> _Exercise instructions_
Once the pictures are set aside, transcribe the remaining data exactly.
....
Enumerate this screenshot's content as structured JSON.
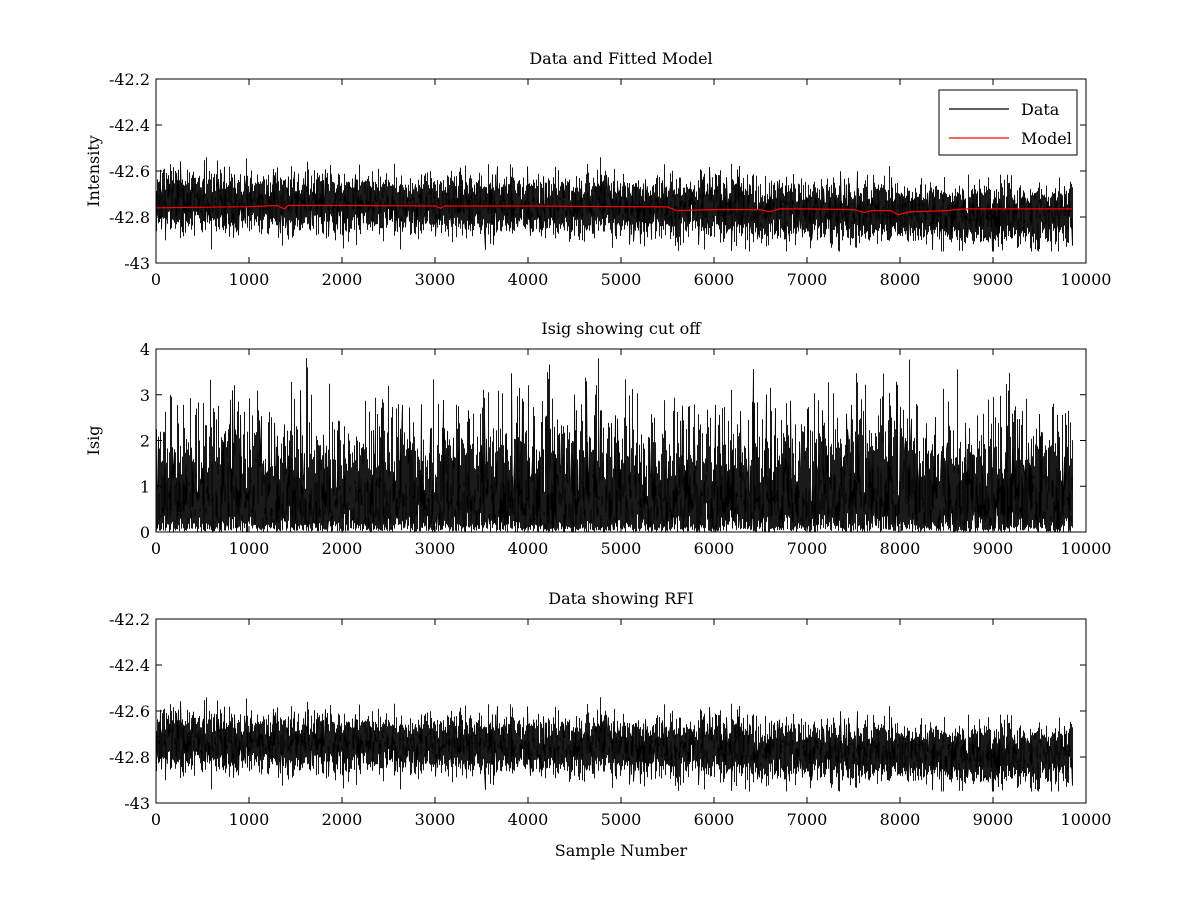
{
  "chart_data": [
    {
      "type": "line",
      "title": "Data and Fitted Model",
      "xlabel": "",
      "ylabel": "Intensity",
      "xlim": [
        0,
        10000
      ],
      "ylim": [
        -43,
        -42.2
      ],
      "xticks": [
        0,
        1000,
        2000,
        3000,
        4000,
        5000,
        6000,
        7000,
        8000,
        9000,
        10000
      ],
      "yticks": [
        -42.2,
        -42.4,
        -42.6,
        -42.8,
        -43
      ],
      "xtick_labels": [
        "0",
        "1000",
        "2000",
        "3000",
        "4000",
        "5000",
        "6000",
        "7000",
        "8000",
        "9000",
        "10000"
      ],
      "ytick_labels": [
        "-42.2",
        "-42.4",
        "-42.6",
        "-42.8",
        "-43"
      ],
      "grid": false,
      "legend": {
        "position": "top-right",
        "entries": [
          {
            "label": "Data",
            "color": "#000000"
          },
          {
            "label": "Model",
            "color": "#ff0000"
          }
        ]
      },
      "series": [
        {
          "name": "Data",
          "color": "#000000",
          "kind": "noise",
          "n_samples": 9850,
          "x_range": [
            0,
            9850
          ],
          "baseline": {
            "x": [
              0,
              2000,
              4000,
              5500,
              6500,
              8000,
              9000,
              9850
            ],
            "y": [
              -42.73,
              -42.74,
              -42.75,
              -42.76,
              -42.77,
              -42.78,
              -42.79,
              -42.79
            ]
          },
          "noise_range": [
            -42.95,
            -42.54
          ],
          "noise_amplitude": 0.06,
          "seed": 11
        },
        {
          "name": "Model",
          "color": "#ff0000",
          "x": [
            0,
            1000,
            1300,
            1380,
            1420,
            2000,
            3000,
            3060,
            3100,
            4000,
            5000,
            5500,
            5600,
            6000,
            6500,
            6600,
            6700,
            7000,
            7500,
            7620,
            7700,
            7900,
            7980,
            8100,
            8500,
            8700,
            9000,
            9850
          ],
          "y": [
            -42.76,
            -42.755,
            -42.75,
            -42.765,
            -42.75,
            -42.75,
            -42.752,
            -42.762,
            -42.752,
            -42.752,
            -42.755,
            -42.756,
            -42.772,
            -42.768,
            -42.768,
            -42.778,
            -42.765,
            -42.765,
            -42.768,
            -42.78,
            -42.772,
            -42.772,
            -42.79,
            -42.778,
            -42.772,
            -42.765,
            -42.765,
            -42.765
          ]
        }
      ]
    },
    {
      "type": "line",
      "title": "Isig showing cut off",
      "xlabel": "",
      "ylabel": "Isig",
      "xlim": [
        0,
        10000
      ],
      "ylim": [
        0,
        4
      ],
      "xticks": [
        0,
        1000,
        2000,
        3000,
        4000,
        5000,
        6000,
        7000,
        8000,
        9000,
        10000
      ],
      "yticks": [
        0,
        1,
        2,
        3,
        4
      ],
      "xtick_labels": [
        "0",
        "1000",
        "2000",
        "3000",
        "4000",
        "5000",
        "6000",
        "7000",
        "8000",
        "9000",
        "10000"
      ],
      "ytick_labels": [
        "0",
        "1",
        "2",
        "3",
        "4"
      ],
      "grid": false,
      "series": [
        {
          "name": "Isig",
          "color": "#000000",
          "kind": "halfnormal",
          "n_samples": 9850,
          "x_range": [
            0,
            9850
          ],
          "mean": 0.85,
          "max": 3.8,
          "seed": 23
        }
      ]
    },
    {
      "type": "line",
      "title": "Data showing RFI",
      "xlabel": "Sample Number",
      "ylabel": "",
      "xlim": [
        0,
        10000
      ],
      "ylim": [
        -43,
        -42.2
      ],
      "xticks": [
        0,
        1000,
        2000,
        3000,
        4000,
        5000,
        6000,
        7000,
        8000,
        9000,
        10000
      ],
      "yticks": [
        -42.2,
        -42.4,
        -42.6,
        -42.8,
        -43
      ],
      "xtick_labels": [
        "0",
        "1000",
        "2000",
        "3000",
        "4000",
        "5000",
        "6000",
        "7000",
        "8000",
        "9000",
        "10000"
      ],
      "ytick_labels": [
        "-42.2",
        "-42.4",
        "-42.6",
        "-42.8",
        "-43"
      ],
      "grid": false,
      "series": [
        {
          "name": "Data",
          "color": "#000000",
          "kind": "noise",
          "n_samples": 9850,
          "x_range": [
            0,
            9850
          ],
          "baseline": {
            "x": [
              0,
              2000,
              4000,
              5500,
              6500,
              8000,
              9000,
              9850
            ],
            "y": [
              -42.73,
              -42.74,
              -42.75,
              -42.76,
              -42.77,
              -42.78,
              -42.79,
              -42.79
            ]
          },
          "noise_range": [
            -42.95,
            -42.54
          ],
          "noise_amplitude": 0.06,
          "seed": 11
        }
      ]
    }
  ]
}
....
> _Result for this exercise_
Enumerate this screenshot's content as structured JSON.
{
  "chart_data": [
    {
      "type": "line",
      "title": "Data and Fitted Model",
      "xlabel": "",
      "ylabel": "Intensity",
      "xlim": [
        0,
        10000
      ],
      "ylim": [
        -43,
        -42.2
      ],
      "xticks": [
        0,
        1000,
        2000,
        3000,
        4000,
        5000,
        6000,
        7000,
        8000,
        9000,
        10000
      ],
      "yticks": [
        -42.2,
        -42.4,
        -42.6,
        -42.8,
        -43
      ],
      "xtick_labels": [
        "0",
        "1000",
        "2000",
        "3000",
        "4000",
        "5000",
        "6000",
        "7000",
        "8000",
        "9000",
        "10000"
      ],
      "ytick_labels": [
        "-42.2",
        "-42.4",
        "-42.6",
        "-42.8",
        "-43"
      ],
      "grid": false,
      "legend": {
        "position": "top-right",
        "entries": [
          {
            "label": "Data",
            "color": "#000000"
          },
          {
            "label": "Model",
            "color": "#ff0000"
          }
        ]
      },
      "series": [
        {
          "name": "Data",
          "color": "#000000",
          "kind": "noise",
          "n_samples": 9850,
          "x_range": [
            0,
            9850
          ],
          "baseline": {
            "x": [
              0,
              2000,
              4000,
              5500,
              6500,
              8000,
              9000,
              9850
            ],
            "y": [
              -42.73,
              -42.74,
              -42.75,
              -42.76,
              -42.77,
              -42.78,
              -42.79,
              -42.79
            ]
          },
          "noise_range": [
            -42.95,
            -42.54
          ],
          "noise_amplitude": 0.06,
          "seed": 11
        },
        {
          "name": "Model",
          "color": "#ff0000",
          "x": [
            0,
            1000,
            1300,
            1380,
            1420,
            2000,
            3000,
            3060,
            3100,
            4000,
            5000,
            5500,
            5600,
            6000,
            6500,
            6600,
            6700,
            7000,
            7500,
            7620,
            7700,
            7900,
            7980,
            8100,
            8500,
            8700,
            9000,
            9850
          ],
          "y": [
            -42.76,
            -42.755,
            -42.75,
            -42.765,
            -42.75,
            -42.75,
            -42.752,
            -42.762,
            -42.752,
            -42.752,
            -42.755,
            -42.756,
            -42.772,
            -42.768,
            -42.768,
            -42.778,
            -42.765,
            -42.765,
            -42.768,
            -42.78,
            -42.772,
            -42.772,
            -42.79,
            -42.778,
            -42.772,
            -42.765,
            -42.765,
            -42.765
          ]
        }
      ]
    },
    {
      "type": "line",
      "title": "Isig showing cut off",
      "xlabel": "",
      "ylabel": "Isig",
      "xlim": [
        0,
        10000
      ],
      "ylim": [
        0,
        4
      ],
      "xticks": [
        0,
        1000,
        2000,
        3000,
        4000,
        5000,
        6000,
        7000,
        8000,
        9000,
        10000
      ],
      "yticks": [
        0,
        1,
        2,
        3,
        4
      ],
      "xtick_labels": [
        "0",
        "1000",
        "2000",
        "3000",
        "4000",
        "5000",
        "6000",
        "7000",
        "8000",
        "9000",
        "10000"
      ],
      "ytick_labels": [
        "0",
        "1",
        "2",
        "3",
        "4"
      ],
      "grid": false,
      "series": [
        {
          "name": "Isig",
          "color": "#000000",
          "kind": "halfnormal",
          "n_samples": 9850,
          "x_range": [
            0,
            9850
          ],
          "mean": 0.85,
          "max": 3.8,
          "seed": 23
        }
      ]
    },
    {
      "type": "line",
      "title": "Data showing RFI",
      "xlabel": "Sample Number",
      "ylabel": "",
      "xlim": [
        0,
        10000
      ],
      "ylim": [
        -43,
        -42.2
      ],
      "xticks": [
        0,
        1000,
        2000,
        3000,
        4000,
        5000,
        6000,
        7000,
        8000,
        9000,
        10000
      ],
      "yticks": [
        -42.2,
        -42.4,
        -42.6,
        -42.8,
        -43
      ],
      "xtick_labels": [
        "0",
        "1000",
        "2000",
        "3000",
        "4000",
        "5000",
        "6000",
        "7000",
        "8000",
        "9000",
        "10000"
      ],
      "ytick_labels": [
        "-42.2",
        "-42.4",
        "-42.6",
        "-42.8",
        "-43"
      ],
      "grid": false,
      "series": [
        {
          "name": "Data",
          "color": "#000000",
          "kind": "noise",
          "n_samples": 9850,
          "x_range": [
            0,
            9850
          ],
          "baseline": {
            "x": [
              0,
              2000,
              4000,
              5500,
              6500,
              8000,
              9000,
              9850
            ],
            "y": [
              -42.73,
              -42.74,
              -42.75,
              -42.76,
              -42.77,
              -42.78,
              -42.79,
              -42.79
            ]
          },
          "noise_range": [
            -42.95,
            -42.54
          ],
          "noise_amplitude": 0.06,
          "seed": 11
        }
      ]
    }
  ]
}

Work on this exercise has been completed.